▶ _Task to complete_:
Please repeat all of the lines that follow, exactly as written.

▶ _Task material_:
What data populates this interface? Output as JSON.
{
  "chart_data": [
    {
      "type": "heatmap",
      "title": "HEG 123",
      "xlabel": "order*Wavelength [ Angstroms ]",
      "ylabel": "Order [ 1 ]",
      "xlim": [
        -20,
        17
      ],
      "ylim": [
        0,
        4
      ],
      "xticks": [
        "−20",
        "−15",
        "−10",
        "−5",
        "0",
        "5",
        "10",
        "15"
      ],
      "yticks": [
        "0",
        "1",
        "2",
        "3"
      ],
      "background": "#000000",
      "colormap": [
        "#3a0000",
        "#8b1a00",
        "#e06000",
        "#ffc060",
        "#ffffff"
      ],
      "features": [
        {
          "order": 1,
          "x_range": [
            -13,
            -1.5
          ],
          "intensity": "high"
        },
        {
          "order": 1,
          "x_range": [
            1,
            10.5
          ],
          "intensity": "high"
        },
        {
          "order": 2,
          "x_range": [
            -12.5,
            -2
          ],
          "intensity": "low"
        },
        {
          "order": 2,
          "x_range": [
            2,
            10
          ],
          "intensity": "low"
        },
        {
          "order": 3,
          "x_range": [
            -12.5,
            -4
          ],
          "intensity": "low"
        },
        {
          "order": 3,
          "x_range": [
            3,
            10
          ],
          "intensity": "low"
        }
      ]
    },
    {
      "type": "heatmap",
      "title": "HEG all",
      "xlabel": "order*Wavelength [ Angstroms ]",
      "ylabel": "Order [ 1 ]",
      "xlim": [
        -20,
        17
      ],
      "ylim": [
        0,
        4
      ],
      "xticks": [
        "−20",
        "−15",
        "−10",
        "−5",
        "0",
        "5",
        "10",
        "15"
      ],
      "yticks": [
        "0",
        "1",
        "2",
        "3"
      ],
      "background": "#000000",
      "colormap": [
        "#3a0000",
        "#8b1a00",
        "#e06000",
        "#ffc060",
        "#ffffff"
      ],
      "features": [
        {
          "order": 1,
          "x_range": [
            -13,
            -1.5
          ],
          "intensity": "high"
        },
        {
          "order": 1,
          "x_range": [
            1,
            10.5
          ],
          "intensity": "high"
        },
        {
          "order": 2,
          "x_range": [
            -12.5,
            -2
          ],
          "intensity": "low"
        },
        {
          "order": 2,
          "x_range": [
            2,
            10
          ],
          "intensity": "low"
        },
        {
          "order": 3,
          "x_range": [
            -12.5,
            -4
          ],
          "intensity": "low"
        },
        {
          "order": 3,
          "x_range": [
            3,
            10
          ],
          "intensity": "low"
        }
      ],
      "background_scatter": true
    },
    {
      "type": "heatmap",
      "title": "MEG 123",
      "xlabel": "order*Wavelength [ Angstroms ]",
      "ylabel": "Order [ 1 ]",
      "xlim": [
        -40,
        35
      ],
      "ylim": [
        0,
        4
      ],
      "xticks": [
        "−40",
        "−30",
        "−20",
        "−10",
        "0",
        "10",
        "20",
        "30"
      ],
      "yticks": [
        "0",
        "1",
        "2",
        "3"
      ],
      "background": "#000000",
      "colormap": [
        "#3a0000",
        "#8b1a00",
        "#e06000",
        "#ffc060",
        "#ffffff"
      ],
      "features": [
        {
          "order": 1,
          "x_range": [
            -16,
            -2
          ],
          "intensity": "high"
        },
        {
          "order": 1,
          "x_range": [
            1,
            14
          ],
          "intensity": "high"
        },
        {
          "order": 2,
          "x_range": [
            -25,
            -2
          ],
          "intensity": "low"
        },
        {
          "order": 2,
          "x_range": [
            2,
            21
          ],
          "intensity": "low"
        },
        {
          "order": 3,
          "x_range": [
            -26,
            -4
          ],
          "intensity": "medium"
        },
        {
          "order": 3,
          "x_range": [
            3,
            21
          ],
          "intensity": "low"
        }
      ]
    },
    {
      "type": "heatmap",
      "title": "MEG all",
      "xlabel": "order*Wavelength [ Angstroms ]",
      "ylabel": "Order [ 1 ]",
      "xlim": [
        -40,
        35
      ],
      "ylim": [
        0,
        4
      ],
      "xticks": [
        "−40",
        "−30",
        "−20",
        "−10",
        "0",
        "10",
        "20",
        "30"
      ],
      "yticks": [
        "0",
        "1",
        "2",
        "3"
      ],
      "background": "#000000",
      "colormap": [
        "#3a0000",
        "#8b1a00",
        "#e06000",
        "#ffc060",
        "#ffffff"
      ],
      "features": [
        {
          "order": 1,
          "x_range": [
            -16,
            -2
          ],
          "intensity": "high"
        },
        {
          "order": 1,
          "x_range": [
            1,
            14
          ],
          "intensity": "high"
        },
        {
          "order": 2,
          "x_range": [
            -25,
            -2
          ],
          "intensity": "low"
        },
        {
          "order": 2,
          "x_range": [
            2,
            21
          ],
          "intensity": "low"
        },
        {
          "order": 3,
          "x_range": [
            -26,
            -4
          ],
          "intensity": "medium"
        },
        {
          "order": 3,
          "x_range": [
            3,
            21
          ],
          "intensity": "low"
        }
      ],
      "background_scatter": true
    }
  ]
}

▶ _Full answer_:
What data populates this interface? Output as JSON.
{
  "chart_data": [
    {
      "type": "heatmap",
      "title": "HEG 123",
      "xlabel": "order*Wavelength [ Angstroms ]",
      "ylabel": "Order [ 1 ]",
      "xlim": [
        -20,
        17
      ],
      "ylim": [
        0,
        4
      ],
      "xticks": [
        "−20",
        "−15",
        "−10",
        "−5",
        "0",
        "5",
        "10",
        "15"
      ],
      "yticks": [
        "0",
        "1",
        "2",
        "3"
      ],
      "background": "#000000",
      "colormap": [
        "#3a0000",
        "#8b1a00",
        "#e06000",
        "#ffc060",
        "#ffffff"
      ],
      "features": [
        {
          "order": 1,
          "x_range": [
            -13,
            -1.5
          ],
          "intensity": "high"
        },
        {
          "order": 1,
          "x_range": [
            1,
            10.5
          ],
          "intensity": "high"
        },
        {
          "order": 2,
          "x_range": [
            -12.5,
            -2
          ],
          "intensity": "low"
        },
        {
          "order": 2,
          "x_range": [
            2,
            10
          ],
          "intensity": "low"
        },
        {
          "order": 3,
          "x_range": [
            -12.5,
            -4
          ],
          "intensity": "low"
        },
        {
          "order": 3,
          "x_range": [
            3,
            10
          ],
          "intensity": "low"
        }
      ]
    },
    {
      "type": "heatmap",
      "title": "HEG all",
      "xlabel": "order*Wavelength [ Angstroms ]",
      "ylabel": "Order [ 1 ]",
      "xlim": [
        -20,
        17
      ],
      "ylim": [
        0,
        4
      ],
      "xticks": [
        "−20",
        "−15",
        "−10",
        "−5",
        "0",
        "5",
        "10",
        "15"
      ],
      "yticks": [
        "0",
        "1",
        "2",
        "3"
      ],
      "background": "#000000",
      "colormap": [
        "#3a0000",
        "#8b1a00",
        "#e06000",
        "#ffc060",
        "#ffffff"
      ],
      "features": [
        {
          "order": 1,
          "x_range": [
            -13,
            -1.5
          ],
          "intensity": "high"
        },
        {
          "order": 1,
          "x_range": [
            1,
            10.5
          ],
          "intensity": "high"
        },
        {
          "order": 2,
          "x_range": [
            -12.5,
            -2
          ],
          "intensity": "low"
        },
        {
          "order": 2,
          "x_range": [
            2,
            10
          ],
          "intensity": "low"
        },
        {
          "order": 3,
          "x_range": [
            -12.5,
            -4
          ],
          "intensity": "low"
        },
        {
          "order": 3,
          "x_range": [
            3,
            10
          ],
          "intensity": "low"
        }
      ],
      "background_scatter": true
    },
    {
      "type": "heatmap",
      "title": "MEG 123",
      "xlabel": "order*Wavelength [ Angstroms ]",
      "ylabel": "Order [ 1 ]",
      "xlim": [
        -40,
        35
      ],
      "ylim": [
        0,
        4
      ],
      "xticks": [
        "−40",
        "−30",
        "−20",
        "−10",
        "0",
        "10",
        "20",
        "30"
      ],
      "yticks": [
        "0",
        "1",
        "2",
        "3"
      ],
      "background": "#000000",
      "colormap": [
        "#3a0000",
        "#8b1a00",
        "#e06000",
        "#ffc060",
        "#ffffff"
      ],
      "features": [
        {
          "order": 1,
          "x_range": [
            -16,
            -2
          ],
          "intensity": "high"
        },
        {
          "order": 1,
          "x_range": [
            1,
            14
          ],
          "intensity": "high"
        },
        {
          "order": 2,
          "x_range": [
            -25,
            -2
          ],
          "intensity": "low"
        },
        {
          "order": 2,
          "x_range": [
            2,
            21
          ],
          "intensity": "low"
        },
        {
          "order": 3,
          "x_range": [
            -26,
            -4
          ],
          "intensity": "medium"
        },
        {
          "order": 3,
          "x_range": [
            3,
            21
          ],
          "intensity": "low"
        }
      ]
    },
    {
      "type": "heatmap",
      "title": "MEG all",
      "xlabel": "order*Wavelength [ Angstroms ]",
      "ylabel": "Order [ 1 ]",
      "xlim": [
        -40,
        35
      ],
      "ylim": [
        0,
        4
      ],
      "xticks": [
        "−40",
        "−30",
        "−20",
        "−10",
        "0",
        "10",
        "20",
        "30"
      ],
      "yticks": [
        "0",
        "1",
        "2",
        "3"
      ],
      "background": "#000000",
      "colormap": [
        "#3a0000",
        "#8b1a00",
        "#e06000",
        "#ffc060",
        "#ffffff"
      ],
      "features": [
        {
          "order": 1,
          "x_range": [
            -16,
            -2
          ],
          "intensity": "high"
        },
        {
          "order": 1,
          "x_range": [
            1,
            14
          ],
          "intensity": "high"
        },
        {
          "order": 2,
          "x_range": [
            -25,
            -2
          ],
          "intensity": "low"
        },
        {
          "order": 2,
          "x_range": [
            2,
            21
          ],
          "intensity": "low"
        },
        {
          "order": 3,
          "x_range": [
            -26,
            -4
          ],
          "intensity": "medium"
        },
        {
          "order": 3,
          "x_range": [
            3,
            21
          ],
          "intensity": "low"
        }
      ],
      "background_scatter": true
    }
  ]
}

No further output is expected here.